Check each line of the data for "this" and select those that have it.

-------- RECORD EXTRACTS

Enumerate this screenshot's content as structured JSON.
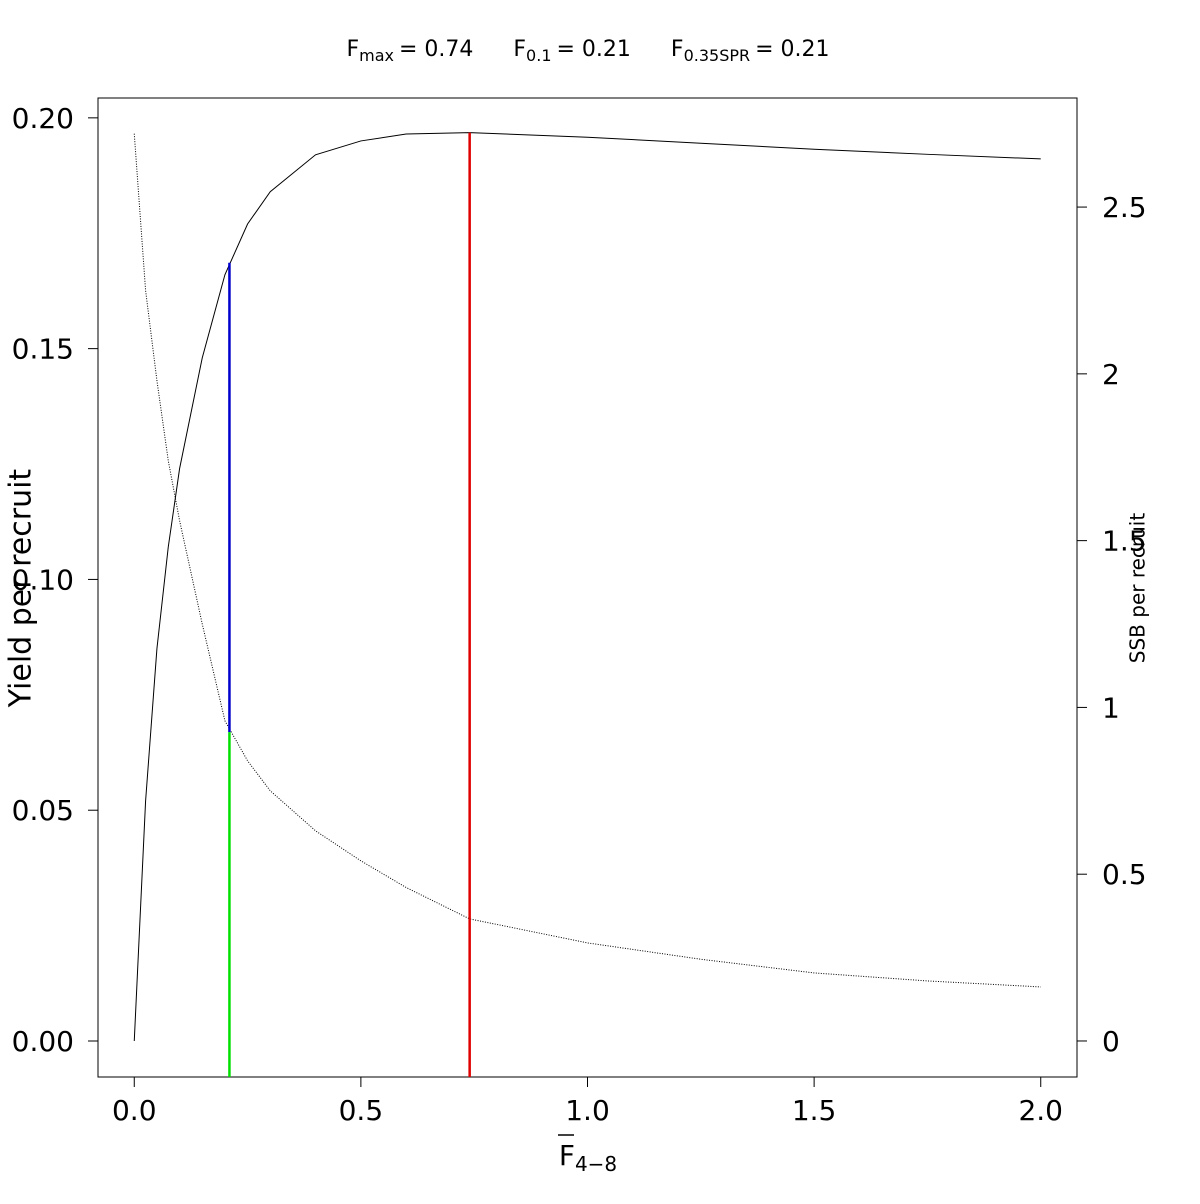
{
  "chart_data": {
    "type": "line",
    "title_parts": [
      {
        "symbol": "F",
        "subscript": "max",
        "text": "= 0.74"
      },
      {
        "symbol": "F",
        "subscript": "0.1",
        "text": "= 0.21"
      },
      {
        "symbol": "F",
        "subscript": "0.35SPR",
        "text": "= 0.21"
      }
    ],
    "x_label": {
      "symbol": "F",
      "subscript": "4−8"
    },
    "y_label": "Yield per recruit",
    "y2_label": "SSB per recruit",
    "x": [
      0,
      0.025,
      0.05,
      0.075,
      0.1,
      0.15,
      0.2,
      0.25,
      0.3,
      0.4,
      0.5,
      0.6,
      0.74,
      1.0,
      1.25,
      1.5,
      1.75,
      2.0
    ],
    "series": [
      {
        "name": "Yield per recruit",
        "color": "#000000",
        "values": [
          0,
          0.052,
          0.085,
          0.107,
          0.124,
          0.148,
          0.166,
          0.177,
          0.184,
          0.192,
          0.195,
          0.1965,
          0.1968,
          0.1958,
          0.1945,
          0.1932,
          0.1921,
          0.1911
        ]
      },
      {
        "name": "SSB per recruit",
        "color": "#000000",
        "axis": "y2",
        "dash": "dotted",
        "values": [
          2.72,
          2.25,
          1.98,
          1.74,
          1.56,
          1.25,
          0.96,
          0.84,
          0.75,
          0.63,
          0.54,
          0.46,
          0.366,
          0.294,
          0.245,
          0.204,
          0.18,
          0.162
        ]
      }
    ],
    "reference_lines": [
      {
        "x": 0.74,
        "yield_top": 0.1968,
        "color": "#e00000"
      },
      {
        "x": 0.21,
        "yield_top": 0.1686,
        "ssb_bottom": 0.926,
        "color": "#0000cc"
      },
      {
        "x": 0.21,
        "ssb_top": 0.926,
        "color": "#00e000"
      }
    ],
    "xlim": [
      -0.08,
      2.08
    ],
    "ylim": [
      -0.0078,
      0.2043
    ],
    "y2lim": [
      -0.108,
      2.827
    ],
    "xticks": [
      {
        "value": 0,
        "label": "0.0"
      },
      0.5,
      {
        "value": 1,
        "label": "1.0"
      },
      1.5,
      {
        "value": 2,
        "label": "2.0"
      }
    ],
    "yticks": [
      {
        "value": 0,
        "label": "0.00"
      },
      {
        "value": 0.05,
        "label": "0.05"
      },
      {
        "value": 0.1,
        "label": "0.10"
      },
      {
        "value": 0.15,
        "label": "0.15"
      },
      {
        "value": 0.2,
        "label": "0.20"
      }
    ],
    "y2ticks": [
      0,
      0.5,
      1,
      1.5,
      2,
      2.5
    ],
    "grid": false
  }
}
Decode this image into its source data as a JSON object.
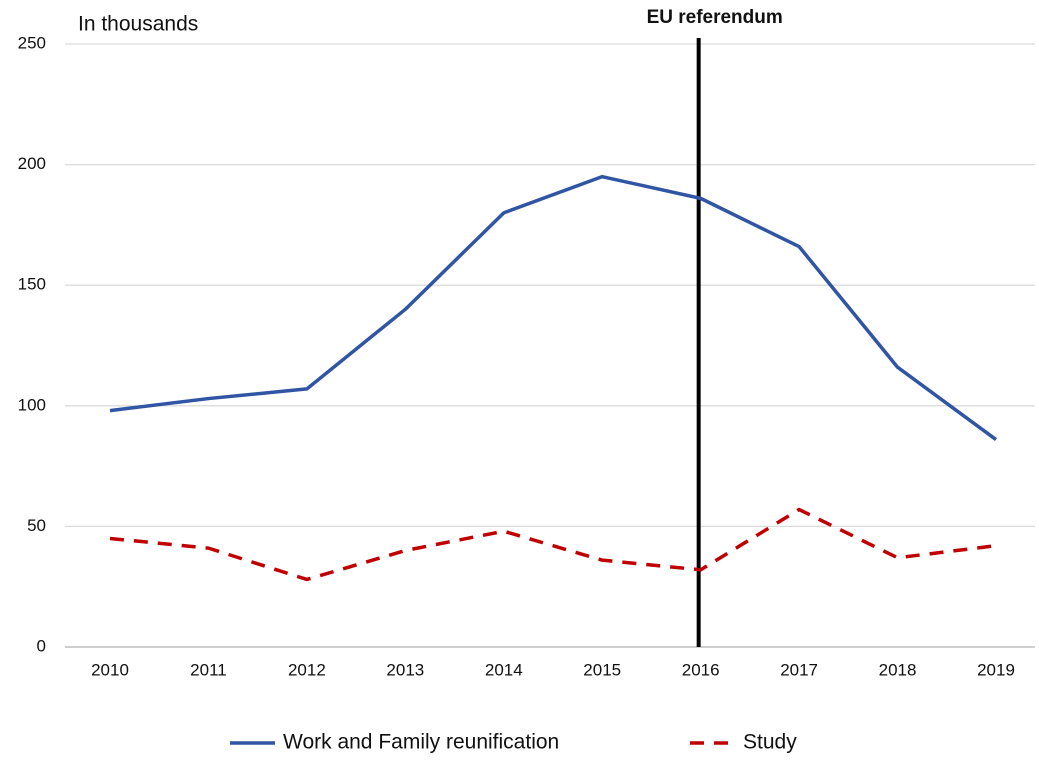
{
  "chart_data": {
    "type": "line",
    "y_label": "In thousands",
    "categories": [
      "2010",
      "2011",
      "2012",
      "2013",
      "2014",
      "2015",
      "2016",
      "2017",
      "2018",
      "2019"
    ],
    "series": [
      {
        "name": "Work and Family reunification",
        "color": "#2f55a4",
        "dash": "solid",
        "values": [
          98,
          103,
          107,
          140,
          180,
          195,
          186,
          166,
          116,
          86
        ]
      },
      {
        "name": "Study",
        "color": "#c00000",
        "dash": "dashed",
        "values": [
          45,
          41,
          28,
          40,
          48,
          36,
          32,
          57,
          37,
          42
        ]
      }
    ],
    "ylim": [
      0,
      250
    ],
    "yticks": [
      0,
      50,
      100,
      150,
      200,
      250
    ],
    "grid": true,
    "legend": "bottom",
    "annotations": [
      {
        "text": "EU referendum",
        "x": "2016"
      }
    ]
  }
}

----------------

> REPLY TO THE TASK:
Enumerate this screenshot's content as structured JSON.
Decode this image into its source data as a JSON object.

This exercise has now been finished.